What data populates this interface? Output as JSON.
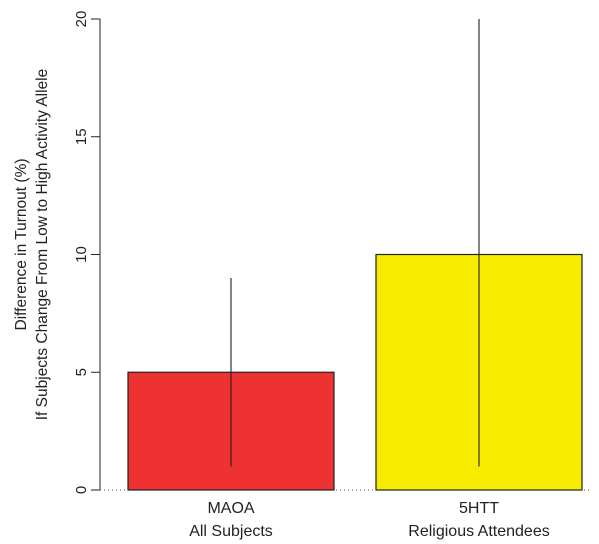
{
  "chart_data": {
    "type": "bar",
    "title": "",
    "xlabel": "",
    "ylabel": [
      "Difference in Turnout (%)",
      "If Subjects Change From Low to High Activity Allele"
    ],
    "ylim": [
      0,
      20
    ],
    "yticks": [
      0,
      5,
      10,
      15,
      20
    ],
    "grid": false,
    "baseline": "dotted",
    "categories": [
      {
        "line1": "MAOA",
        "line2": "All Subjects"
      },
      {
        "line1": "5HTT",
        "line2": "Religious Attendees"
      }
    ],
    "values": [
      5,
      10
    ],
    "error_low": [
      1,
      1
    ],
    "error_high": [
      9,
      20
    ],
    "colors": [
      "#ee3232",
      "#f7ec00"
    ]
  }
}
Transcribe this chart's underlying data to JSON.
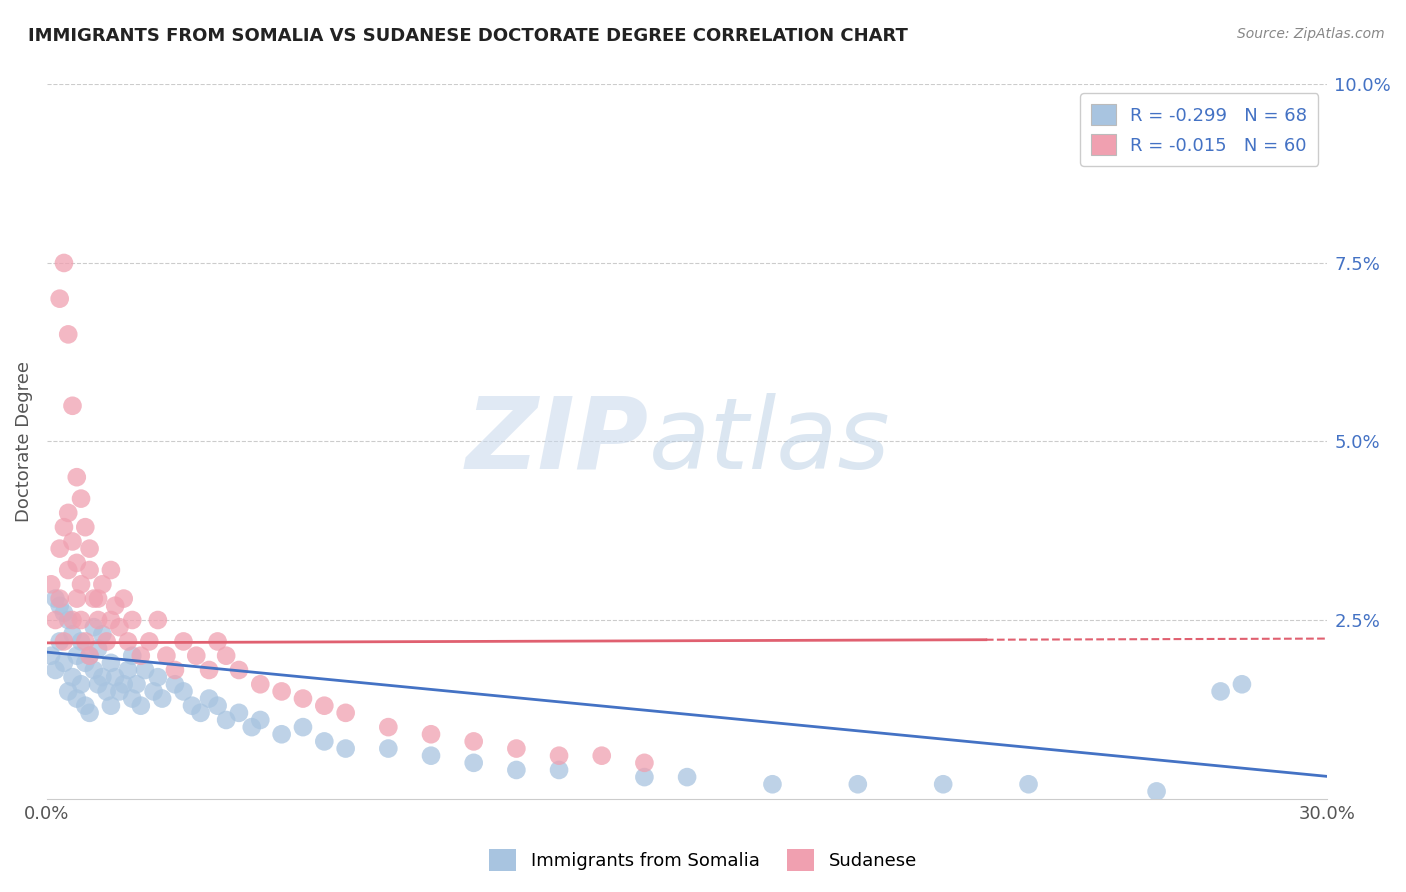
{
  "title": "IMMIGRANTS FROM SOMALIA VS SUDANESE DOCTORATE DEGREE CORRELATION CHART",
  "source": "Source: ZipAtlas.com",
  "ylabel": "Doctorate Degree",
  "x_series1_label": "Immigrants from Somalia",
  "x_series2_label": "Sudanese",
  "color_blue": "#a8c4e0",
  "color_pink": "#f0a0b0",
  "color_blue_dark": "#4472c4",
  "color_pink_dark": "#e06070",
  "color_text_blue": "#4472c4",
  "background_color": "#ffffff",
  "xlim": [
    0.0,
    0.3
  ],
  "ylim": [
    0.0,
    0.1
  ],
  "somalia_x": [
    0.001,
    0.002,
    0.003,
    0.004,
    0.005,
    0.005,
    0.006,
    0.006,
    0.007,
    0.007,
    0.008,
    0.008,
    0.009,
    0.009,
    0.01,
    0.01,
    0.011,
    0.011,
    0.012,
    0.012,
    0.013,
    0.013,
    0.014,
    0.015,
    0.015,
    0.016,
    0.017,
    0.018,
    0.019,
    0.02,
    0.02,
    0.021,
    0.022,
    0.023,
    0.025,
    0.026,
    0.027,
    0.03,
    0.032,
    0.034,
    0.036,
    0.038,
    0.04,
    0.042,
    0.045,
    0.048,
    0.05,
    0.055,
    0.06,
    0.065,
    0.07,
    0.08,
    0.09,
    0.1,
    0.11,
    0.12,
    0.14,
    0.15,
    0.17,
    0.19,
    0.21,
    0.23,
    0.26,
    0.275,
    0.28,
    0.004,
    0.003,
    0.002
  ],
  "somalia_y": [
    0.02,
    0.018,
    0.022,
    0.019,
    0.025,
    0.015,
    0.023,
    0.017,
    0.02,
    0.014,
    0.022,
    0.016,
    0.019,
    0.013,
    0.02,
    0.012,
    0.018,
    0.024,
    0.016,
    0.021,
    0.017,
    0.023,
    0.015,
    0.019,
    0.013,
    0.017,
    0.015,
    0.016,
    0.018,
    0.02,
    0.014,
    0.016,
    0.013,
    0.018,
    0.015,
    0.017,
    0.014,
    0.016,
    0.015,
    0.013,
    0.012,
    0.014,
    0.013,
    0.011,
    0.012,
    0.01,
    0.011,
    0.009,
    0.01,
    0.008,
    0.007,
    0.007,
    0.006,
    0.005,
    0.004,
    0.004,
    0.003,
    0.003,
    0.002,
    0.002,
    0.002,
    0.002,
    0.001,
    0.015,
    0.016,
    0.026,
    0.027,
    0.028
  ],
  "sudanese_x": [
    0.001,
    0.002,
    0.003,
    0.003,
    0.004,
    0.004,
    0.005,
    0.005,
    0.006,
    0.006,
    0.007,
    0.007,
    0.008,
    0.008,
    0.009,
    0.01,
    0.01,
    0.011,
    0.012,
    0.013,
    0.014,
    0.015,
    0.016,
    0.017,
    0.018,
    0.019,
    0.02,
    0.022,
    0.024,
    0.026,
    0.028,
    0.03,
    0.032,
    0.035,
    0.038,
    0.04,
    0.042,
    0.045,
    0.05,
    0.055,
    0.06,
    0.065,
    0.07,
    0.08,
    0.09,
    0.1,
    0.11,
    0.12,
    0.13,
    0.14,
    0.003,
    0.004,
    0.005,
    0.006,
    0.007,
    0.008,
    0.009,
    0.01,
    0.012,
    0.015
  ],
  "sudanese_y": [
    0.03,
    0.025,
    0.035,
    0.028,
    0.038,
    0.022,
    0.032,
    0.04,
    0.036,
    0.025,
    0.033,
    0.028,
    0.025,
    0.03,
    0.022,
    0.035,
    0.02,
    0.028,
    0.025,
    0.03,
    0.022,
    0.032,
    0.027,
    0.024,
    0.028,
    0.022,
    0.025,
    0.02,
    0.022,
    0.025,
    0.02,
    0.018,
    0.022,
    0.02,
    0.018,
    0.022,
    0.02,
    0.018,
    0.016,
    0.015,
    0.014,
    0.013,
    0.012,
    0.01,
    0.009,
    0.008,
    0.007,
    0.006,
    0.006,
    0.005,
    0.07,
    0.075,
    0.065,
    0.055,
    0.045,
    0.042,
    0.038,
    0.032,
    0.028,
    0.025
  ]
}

===

What the exercise asks: Leave out the pictures and transcribe the entries above exactly.

Written answer:
What data populates this interface? Output as JSON.
{
  "chart_data": {
    "type": "bar",
    "title": "",
    "xlabel": "",
    "ylabel": [
      "Difference in Turnout (%)",
      "If Subjects Change From Low to High Activity Allele"
    ],
    "ylim": [
      0,
      20
    ],
    "yticks": [
      0,
      5,
      10,
      15,
      20
    ],
    "grid": false,
    "baseline": "dotted",
    "categories": [
      {
        "line1": "MAOA",
        "line2": "All Subjects"
      },
      {
        "line1": "5HTT",
        "line2": "Religious Attendees"
      }
    ],
    "values": [
      5,
      10
    ],
    "error_low": [
      1,
      1
    ],
    "error_high": [
      9,
      20
    ],
    "colors": [
      "#ee3232",
      "#f7ec00"
    ]
  }
}
Transcribe this chart's underlying data to JSON.
{
  "title": "IMMIGRANTS FROM SOMALIA VS SUDANESE DOCTORATE DEGREE CORRELATION CHART",
  "source": "Source: ZipAtlas.com",
  "ylabel": "Doctorate Degree",
  "x_series1_label": "Immigrants from Somalia",
  "x_series2_label": "Sudanese",
  "color_blue": "#a8c4e0",
  "color_pink": "#f0a0b0",
  "color_blue_dark": "#4472c4",
  "color_pink_dark": "#e06070",
  "color_text_blue": "#4472c4",
  "background_color": "#ffffff",
  "xlim": [
    0.0,
    0.3
  ],
  "ylim": [
    0.0,
    0.1
  ],
  "somalia_x": [
    0.001,
    0.002,
    0.003,
    0.004,
    0.005,
    0.005,
    0.006,
    0.006,
    0.007,
    0.007,
    0.008,
    0.008,
    0.009,
    0.009,
    0.01,
    0.01,
    0.011,
    0.011,
    0.012,
    0.012,
    0.013,
    0.013,
    0.014,
    0.015,
    0.015,
    0.016,
    0.017,
    0.018,
    0.019,
    0.02,
    0.02,
    0.021,
    0.022,
    0.023,
    0.025,
    0.026,
    0.027,
    0.03,
    0.032,
    0.034,
    0.036,
    0.038,
    0.04,
    0.042,
    0.045,
    0.048,
    0.05,
    0.055,
    0.06,
    0.065,
    0.07,
    0.08,
    0.09,
    0.1,
    0.11,
    0.12,
    0.14,
    0.15,
    0.17,
    0.19,
    0.21,
    0.23,
    0.26,
    0.275,
    0.28,
    0.004,
    0.003,
    0.002
  ],
  "somalia_y": [
    0.02,
    0.018,
    0.022,
    0.019,
    0.025,
    0.015,
    0.023,
    0.017,
    0.02,
    0.014,
    0.022,
    0.016,
    0.019,
    0.013,
    0.02,
    0.012,
    0.018,
    0.024,
    0.016,
    0.021,
    0.017,
    0.023,
    0.015,
    0.019,
    0.013,
    0.017,
    0.015,
    0.016,
    0.018,
    0.02,
    0.014,
    0.016,
    0.013,
    0.018,
    0.015,
    0.017,
    0.014,
    0.016,
    0.015,
    0.013,
    0.012,
    0.014,
    0.013,
    0.011,
    0.012,
    0.01,
    0.011,
    0.009,
    0.01,
    0.008,
    0.007,
    0.007,
    0.006,
    0.005,
    0.004,
    0.004,
    0.003,
    0.003,
    0.002,
    0.002,
    0.002,
    0.002,
    0.001,
    0.015,
    0.016,
    0.026,
    0.027,
    0.028
  ],
  "sudanese_x": [
    0.001,
    0.002,
    0.003,
    0.003,
    0.004,
    0.004,
    0.005,
    0.005,
    0.006,
    0.006,
    0.007,
    0.007,
    0.008,
    0.008,
    0.009,
    0.01,
    0.01,
    0.011,
    0.012,
    0.013,
    0.014,
    0.015,
    0.016,
    0.017,
    0.018,
    0.019,
    0.02,
    0.022,
    0.024,
    0.026,
    0.028,
    0.03,
    0.032,
    0.035,
    0.038,
    0.04,
    0.042,
    0.045,
    0.05,
    0.055,
    0.06,
    0.065,
    0.07,
    0.08,
    0.09,
    0.1,
    0.11,
    0.12,
    0.13,
    0.14,
    0.003,
    0.004,
    0.005,
    0.006,
    0.007,
    0.008,
    0.009,
    0.01,
    0.012,
    0.015
  ],
  "sudanese_y": [
    0.03,
    0.025,
    0.035,
    0.028,
    0.038,
    0.022,
    0.032,
    0.04,
    0.036,
    0.025,
    0.033,
    0.028,
    0.025,
    0.03,
    0.022,
    0.035,
    0.02,
    0.028,
    0.025,
    0.03,
    0.022,
    0.032,
    0.027,
    0.024,
    0.028,
    0.022,
    0.025,
    0.02,
    0.022,
    0.025,
    0.02,
    0.018,
    0.022,
    0.02,
    0.018,
    0.022,
    0.02,
    0.018,
    0.016,
    0.015,
    0.014,
    0.013,
    0.012,
    0.01,
    0.009,
    0.008,
    0.007,
    0.006,
    0.006,
    0.005,
    0.07,
    0.075,
    0.065,
    0.055,
    0.045,
    0.042,
    0.038,
    0.032,
    0.028,
    0.025
  ]
}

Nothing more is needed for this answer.